>> BEGIN SUPPLIED MATERIAL

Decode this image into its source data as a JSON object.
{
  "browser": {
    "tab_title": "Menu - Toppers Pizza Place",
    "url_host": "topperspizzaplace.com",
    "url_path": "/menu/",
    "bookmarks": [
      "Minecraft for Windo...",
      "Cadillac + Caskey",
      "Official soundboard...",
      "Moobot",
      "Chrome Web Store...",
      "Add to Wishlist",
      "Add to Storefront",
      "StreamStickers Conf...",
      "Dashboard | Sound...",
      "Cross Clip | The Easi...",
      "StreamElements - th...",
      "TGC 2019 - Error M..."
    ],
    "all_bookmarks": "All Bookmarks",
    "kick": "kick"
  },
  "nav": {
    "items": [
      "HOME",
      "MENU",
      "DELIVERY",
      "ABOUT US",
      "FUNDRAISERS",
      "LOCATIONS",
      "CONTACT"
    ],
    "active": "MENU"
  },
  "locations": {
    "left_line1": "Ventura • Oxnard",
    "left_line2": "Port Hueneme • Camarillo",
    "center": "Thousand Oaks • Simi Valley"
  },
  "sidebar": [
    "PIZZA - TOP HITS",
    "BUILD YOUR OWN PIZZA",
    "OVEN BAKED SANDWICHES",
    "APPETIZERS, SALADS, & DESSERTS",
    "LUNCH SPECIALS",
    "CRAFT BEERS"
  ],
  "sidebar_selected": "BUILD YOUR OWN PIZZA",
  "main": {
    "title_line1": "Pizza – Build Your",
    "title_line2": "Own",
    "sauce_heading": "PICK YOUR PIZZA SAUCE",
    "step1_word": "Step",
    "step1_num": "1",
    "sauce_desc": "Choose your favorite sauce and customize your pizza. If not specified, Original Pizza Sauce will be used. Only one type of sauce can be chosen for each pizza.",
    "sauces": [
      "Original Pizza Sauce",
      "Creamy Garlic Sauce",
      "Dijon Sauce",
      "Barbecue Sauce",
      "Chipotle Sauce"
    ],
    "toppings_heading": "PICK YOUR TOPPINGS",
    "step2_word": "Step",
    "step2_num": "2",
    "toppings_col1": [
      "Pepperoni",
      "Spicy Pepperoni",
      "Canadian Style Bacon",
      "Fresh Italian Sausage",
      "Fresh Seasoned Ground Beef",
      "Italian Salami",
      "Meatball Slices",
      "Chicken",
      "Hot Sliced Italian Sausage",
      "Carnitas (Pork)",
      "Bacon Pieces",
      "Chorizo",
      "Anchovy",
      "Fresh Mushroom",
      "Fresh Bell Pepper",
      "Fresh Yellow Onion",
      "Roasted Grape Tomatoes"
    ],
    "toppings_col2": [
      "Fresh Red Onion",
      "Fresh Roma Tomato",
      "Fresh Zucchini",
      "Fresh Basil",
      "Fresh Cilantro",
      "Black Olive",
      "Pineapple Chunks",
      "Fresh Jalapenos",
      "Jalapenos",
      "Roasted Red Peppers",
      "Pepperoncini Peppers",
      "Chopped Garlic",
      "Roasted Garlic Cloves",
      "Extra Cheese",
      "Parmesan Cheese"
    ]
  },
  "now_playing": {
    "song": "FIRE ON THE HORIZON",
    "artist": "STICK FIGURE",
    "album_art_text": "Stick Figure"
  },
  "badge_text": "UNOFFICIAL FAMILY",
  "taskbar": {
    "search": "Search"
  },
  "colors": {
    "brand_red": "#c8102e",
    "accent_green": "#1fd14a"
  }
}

>> END SUPPLIED MATERIAL

▶ _TO BE DONE_
Without changing a word, restate the whole listing.

▶ _RESPONSE_
Decode this image into its source data as a JSON object.
{
  "browser": {
    "tab_title": "Menu - Toppers Pizza Place",
    "url_host": "topperspizzaplace.com",
    "url_path": "/menu/",
    "bookmarks": [
      "Minecraft for Windo...",
      "Cadillac + Caskey",
      "Official soundboard...",
      "Moobot",
      "Chrome Web Store...",
      "Add to Wishlist",
      "Add to Storefront",
      "StreamStickers Conf...",
      "Dashboard | Sound...",
      "Cross Clip | The Easi...",
      "StreamElements - th...",
      "TGC 2019 - Error M..."
    ],
    "all_bookmarks": "All Bookmarks",
    "kick": "kick"
  },
  "nav": {
    "items": [
      "HOME",
      "MENU",
      "DELIVERY",
      "ABOUT US",
      "FUNDRAISERS",
      "LOCATIONS",
      "CONTACT"
    ],
    "active": "MENU"
  },
  "locations": {
    "left_line1": "Ventura • Oxnard",
    "left_line2": "Port Hueneme • Camarillo",
    "center": "Thousand Oaks • Simi Valley"
  },
  "sidebar": [
    "PIZZA - TOP HITS",
    "BUILD YOUR OWN PIZZA",
    "OVEN BAKED SANDWICHES",
    "APPETIZERS, SALADS, & DESSERTS",
    "LUNCH SPECIALS",
    "CRAFT BEERS"
  ],
  "sidebar_selected": "BUILD YOUR OWN PIZZA",
  "main": {
    "title_line1": "Pizza – Build Your",
    "title_line2": "Own",
    "sauce_heading": "PICK YOUR PIZZA SAUCE",
    "step1_word": "Step",
    "step1_num": "1",
    "sauce_desc": "Choose your favorite sauce and customize your pizza. If not specified, Original Pizza Sauce will be used. Only one type of sauce can be chosen for each pizza.",
    "sauces": [
      "Original Pizza Sauce",
      "Creamy Garlic Sauce",
      "Dijon Sauce",
      "Barbecue Sauce",
      "Chipotle Sauce"
    ],
    "toppings_heading": "PICK YOUR TOPPINGS",
    "step2_word": "Step",
    "step2_num": "2",
    "toppings_col1": [
      "Pepperoni",
      "Spicy Pepperoni",
      "Canadian Style Bacon",
      "Fresh Italian Sausage",
      "Fresh Seasoned Ground Beef",
      "Italian Salami",
      "Meatball Slices",
      "Chicken",
      "Hot Sliced Italian Sausage",
      "Carnitas (Pork)",
      "Bacon Pieces",
      "Chorizo",
      "Anchovy",
      "Fresh Mushroom",
      "Fresh Bell Pepper",
      "Fresh Yellow Onion",
      "Roasted Grape Tomatoes"
    ],
    "toppings_col2": [
      "Fresh Red Onion",
      "Fresh Roma Tomato",
      "Fresh Zucchini",
      "Fresh Basil",
      "Fresh Cilantro",
      "Black Olive",
      "Pineapple Chunks",
      "Fresh Jalapenos",
      "Jalapenos",
      "Roasted Red Peppers",
      "Pepperoncini Peppers",
      "Chopped Garlic",
      "Roasted Garlic Cloves",
      "Extra Cheese",
      "Parmesan Cheese"
    ]
  },
  "now_playing": {
    "song": "FIRE ON THE HORIZON",
    "artist": "STICK FIGURE",
    "album_art_text": "Stick Figure"
  },
  "badge_text": "UNOFFICIAL FAMILY",
  "taskbar": {
    "search": "Search"
  },
  "colors": {
    "brand_red": "#c8102e",
    "accent_green": "#1fd14a"
  }
}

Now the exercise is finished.